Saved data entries
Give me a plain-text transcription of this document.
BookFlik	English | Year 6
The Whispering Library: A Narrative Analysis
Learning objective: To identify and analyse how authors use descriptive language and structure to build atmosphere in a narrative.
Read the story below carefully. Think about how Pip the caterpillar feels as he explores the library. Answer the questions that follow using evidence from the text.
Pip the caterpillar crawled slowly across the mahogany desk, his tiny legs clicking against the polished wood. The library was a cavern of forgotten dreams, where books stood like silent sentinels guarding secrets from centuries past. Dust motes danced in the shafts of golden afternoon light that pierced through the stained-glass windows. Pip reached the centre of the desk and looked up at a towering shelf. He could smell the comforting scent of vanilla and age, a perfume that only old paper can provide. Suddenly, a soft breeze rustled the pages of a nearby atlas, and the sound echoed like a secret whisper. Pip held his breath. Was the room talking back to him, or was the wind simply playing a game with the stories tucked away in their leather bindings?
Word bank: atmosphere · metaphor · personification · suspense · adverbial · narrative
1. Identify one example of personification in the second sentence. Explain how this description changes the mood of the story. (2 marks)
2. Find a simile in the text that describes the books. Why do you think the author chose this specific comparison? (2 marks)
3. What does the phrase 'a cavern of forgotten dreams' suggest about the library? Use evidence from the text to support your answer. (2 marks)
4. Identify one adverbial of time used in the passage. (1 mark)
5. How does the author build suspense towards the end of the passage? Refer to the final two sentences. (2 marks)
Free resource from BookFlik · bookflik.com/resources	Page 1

▸ **Exercise directions**
Review the preceding data and report every line that includes the string "atmosphere".

▸ **Final answer**
Learning objective: To identify and analyse how authors use descriptive language and structure to build atmosphere in a narrative.
Word bank: atmosphere · metaphor · personification · suspense · adverbial · narrative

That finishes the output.